Item position entries
######

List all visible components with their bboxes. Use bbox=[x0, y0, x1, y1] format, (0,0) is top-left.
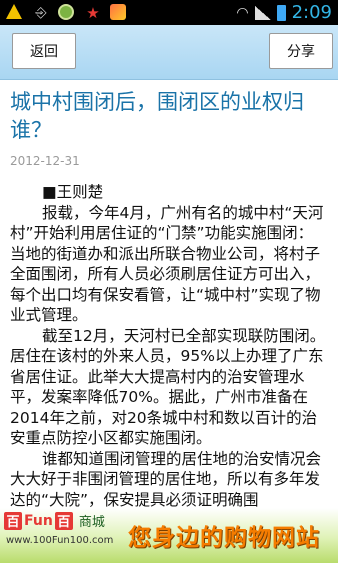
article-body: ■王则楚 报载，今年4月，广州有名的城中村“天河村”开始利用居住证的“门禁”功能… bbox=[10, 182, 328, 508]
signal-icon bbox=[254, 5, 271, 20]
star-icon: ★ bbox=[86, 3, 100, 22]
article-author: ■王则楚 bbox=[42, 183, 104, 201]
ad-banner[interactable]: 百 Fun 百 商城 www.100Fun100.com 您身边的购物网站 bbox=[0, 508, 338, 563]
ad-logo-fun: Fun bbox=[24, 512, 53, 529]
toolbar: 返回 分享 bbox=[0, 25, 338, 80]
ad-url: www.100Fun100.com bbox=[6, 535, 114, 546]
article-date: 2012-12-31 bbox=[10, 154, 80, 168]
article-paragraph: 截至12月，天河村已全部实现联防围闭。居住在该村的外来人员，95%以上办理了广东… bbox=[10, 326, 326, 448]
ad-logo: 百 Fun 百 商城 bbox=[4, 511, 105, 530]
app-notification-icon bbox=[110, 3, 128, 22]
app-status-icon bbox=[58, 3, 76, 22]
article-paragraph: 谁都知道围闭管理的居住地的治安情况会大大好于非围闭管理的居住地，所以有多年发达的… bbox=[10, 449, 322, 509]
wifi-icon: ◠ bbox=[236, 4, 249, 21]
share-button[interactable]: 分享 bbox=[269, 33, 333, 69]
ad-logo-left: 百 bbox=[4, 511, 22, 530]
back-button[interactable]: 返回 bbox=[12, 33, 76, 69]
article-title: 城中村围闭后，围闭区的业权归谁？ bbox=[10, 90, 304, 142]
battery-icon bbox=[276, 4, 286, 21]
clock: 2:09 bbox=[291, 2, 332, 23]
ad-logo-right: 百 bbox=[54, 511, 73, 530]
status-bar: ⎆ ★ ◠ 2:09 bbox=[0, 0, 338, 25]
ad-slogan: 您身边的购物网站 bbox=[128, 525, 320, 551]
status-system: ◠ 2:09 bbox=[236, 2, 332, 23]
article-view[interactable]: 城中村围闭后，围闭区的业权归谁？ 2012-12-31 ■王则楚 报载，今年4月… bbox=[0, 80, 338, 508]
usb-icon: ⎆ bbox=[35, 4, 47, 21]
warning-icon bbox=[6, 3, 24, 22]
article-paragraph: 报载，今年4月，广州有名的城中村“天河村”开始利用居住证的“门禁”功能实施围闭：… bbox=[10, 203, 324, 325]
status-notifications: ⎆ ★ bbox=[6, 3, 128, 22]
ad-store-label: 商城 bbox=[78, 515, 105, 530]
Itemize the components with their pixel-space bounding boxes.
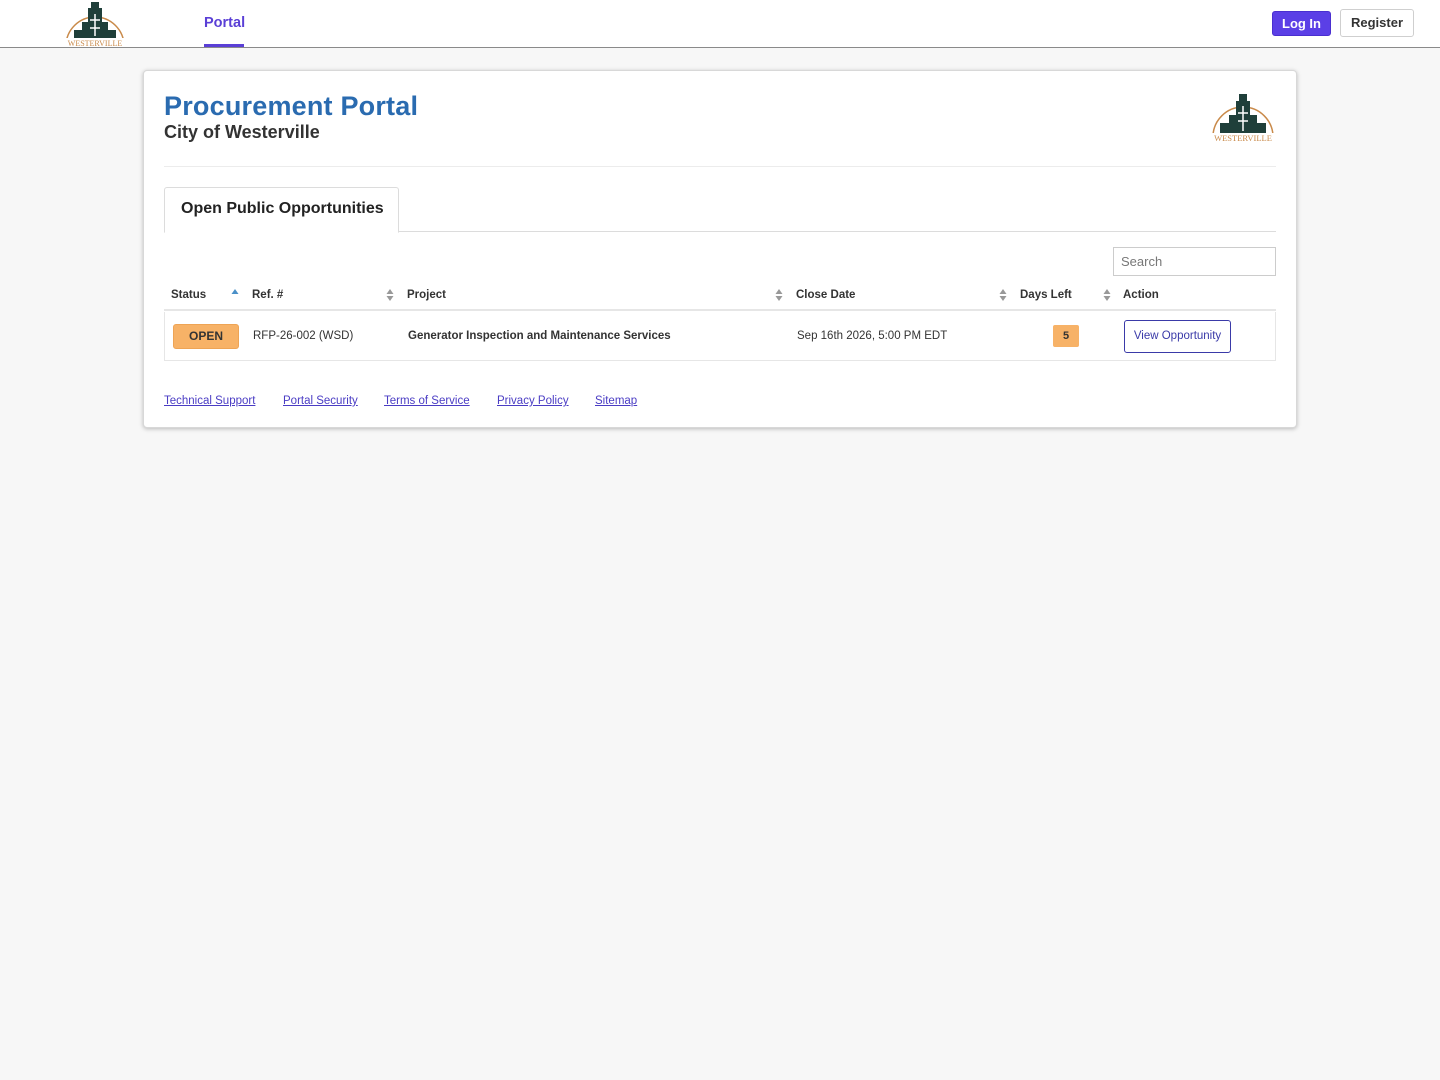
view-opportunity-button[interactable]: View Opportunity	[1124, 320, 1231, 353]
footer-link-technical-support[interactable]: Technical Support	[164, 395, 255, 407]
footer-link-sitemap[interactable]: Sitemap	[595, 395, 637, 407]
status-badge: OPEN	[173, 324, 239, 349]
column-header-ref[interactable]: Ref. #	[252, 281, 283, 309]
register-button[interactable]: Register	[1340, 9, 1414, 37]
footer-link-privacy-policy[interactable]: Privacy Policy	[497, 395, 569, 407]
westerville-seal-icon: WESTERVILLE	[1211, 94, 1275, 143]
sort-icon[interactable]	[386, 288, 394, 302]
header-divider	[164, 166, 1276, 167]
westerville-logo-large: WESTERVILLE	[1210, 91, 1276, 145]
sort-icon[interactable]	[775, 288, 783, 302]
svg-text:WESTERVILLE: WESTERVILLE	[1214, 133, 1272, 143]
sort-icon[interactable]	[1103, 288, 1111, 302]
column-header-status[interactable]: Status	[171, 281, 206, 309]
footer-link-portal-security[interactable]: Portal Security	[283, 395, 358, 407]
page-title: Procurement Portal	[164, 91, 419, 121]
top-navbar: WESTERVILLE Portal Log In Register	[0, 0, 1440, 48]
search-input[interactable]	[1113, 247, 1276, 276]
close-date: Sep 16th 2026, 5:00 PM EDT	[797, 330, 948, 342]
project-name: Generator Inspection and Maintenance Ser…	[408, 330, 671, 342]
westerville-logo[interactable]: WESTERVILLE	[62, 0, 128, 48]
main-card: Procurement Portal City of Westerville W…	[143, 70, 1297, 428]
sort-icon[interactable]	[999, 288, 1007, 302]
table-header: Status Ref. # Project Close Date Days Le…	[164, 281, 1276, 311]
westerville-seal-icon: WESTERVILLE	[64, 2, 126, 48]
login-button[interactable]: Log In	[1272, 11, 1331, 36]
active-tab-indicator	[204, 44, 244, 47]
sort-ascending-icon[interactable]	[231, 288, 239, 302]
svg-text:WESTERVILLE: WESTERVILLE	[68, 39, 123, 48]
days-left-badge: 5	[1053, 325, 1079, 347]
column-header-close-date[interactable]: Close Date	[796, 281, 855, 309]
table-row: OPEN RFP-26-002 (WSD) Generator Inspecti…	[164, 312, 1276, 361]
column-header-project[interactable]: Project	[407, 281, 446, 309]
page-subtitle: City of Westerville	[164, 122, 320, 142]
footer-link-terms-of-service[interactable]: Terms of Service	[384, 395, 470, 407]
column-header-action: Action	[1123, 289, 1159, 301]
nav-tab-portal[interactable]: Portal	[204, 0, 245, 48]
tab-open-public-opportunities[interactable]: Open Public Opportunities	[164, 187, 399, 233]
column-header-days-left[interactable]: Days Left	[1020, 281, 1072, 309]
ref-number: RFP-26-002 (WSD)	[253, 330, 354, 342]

######

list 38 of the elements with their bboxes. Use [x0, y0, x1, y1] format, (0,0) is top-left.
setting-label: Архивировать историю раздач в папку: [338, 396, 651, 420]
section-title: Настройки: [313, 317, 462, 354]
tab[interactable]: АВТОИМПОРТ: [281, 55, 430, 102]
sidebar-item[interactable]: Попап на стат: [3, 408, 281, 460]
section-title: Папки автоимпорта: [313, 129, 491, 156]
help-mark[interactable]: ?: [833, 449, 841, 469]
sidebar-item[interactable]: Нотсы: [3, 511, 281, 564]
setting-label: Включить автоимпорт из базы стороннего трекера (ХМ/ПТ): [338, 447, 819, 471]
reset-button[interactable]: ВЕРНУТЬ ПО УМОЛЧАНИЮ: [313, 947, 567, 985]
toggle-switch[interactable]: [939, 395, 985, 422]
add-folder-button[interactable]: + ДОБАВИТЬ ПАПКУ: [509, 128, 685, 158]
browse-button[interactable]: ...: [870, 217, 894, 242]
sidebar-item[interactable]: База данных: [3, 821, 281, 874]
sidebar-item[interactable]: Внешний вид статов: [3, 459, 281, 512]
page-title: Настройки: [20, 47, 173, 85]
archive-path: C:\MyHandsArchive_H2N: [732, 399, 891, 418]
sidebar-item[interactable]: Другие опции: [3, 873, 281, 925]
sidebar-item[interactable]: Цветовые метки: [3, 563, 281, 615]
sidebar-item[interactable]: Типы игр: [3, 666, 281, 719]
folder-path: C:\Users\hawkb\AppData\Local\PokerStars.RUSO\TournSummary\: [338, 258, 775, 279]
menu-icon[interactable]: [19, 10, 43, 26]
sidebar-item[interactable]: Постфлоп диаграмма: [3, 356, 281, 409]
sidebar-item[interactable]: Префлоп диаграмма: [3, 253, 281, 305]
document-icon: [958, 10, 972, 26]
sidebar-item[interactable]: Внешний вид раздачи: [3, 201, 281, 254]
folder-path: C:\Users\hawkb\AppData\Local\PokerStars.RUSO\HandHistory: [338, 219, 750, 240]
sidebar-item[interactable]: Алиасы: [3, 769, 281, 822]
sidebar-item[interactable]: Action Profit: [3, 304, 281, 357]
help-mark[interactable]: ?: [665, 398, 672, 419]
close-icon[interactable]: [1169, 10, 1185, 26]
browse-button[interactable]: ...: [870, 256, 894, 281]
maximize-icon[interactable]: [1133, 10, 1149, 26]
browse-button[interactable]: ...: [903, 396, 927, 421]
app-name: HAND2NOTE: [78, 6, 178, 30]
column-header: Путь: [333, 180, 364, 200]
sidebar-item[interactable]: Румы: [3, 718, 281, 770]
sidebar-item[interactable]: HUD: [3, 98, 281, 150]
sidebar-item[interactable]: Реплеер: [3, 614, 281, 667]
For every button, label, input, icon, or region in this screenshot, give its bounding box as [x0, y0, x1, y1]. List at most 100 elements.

######

Exercise directions :: Swap "sort-icon" for "sort-arrow" in the lines starting with the line containing "320, 1231, 353]" and going on through the line containing "281, 206, 309]", leaving all else unchanged. Give only those lines.

Solution for this exercise ::
view-opportunity-button[interactable]: View Opportunity	[1124, 320, 1231, 353]
footer-link-technical-support[interactable]: Technical Support	[164, 395, 255, 407]
footer-link-sitemap[interactable]: Sitemap	[595, 395, 637, 407]
status-badge: OPEN	[173, 324, 239, 349]
column-header-ref[interactable]: Ref. #	[252, 281, 283, 309]
register-button[interactable]: Register	[1340, 9, 1414, 37]
footer-link-privacy-policy[interactable]: Privacy Policy	[497, 395, 569, 407]
westerville-seal-icon: WESTERVILLE	[1211, 94, 1275, 143]
sort-arrow[interactable]	[386, 288, 394, 302]
header-divider	[164, 166, 1276, 167]
westerville-logo-large: WESTERVILLE	[1210, 91, 1276, 145]
sort-arrow[interactable]	[775, 288, 783, 302]
svg-text:WESTERVILLE: WESTERVILLE	[1214, 133, 1272, 143]
sort-arrow[interactable]	[1103, 288, 1111, 302]
column-header-status[interactable]: Status	[171, 281, 206, 309]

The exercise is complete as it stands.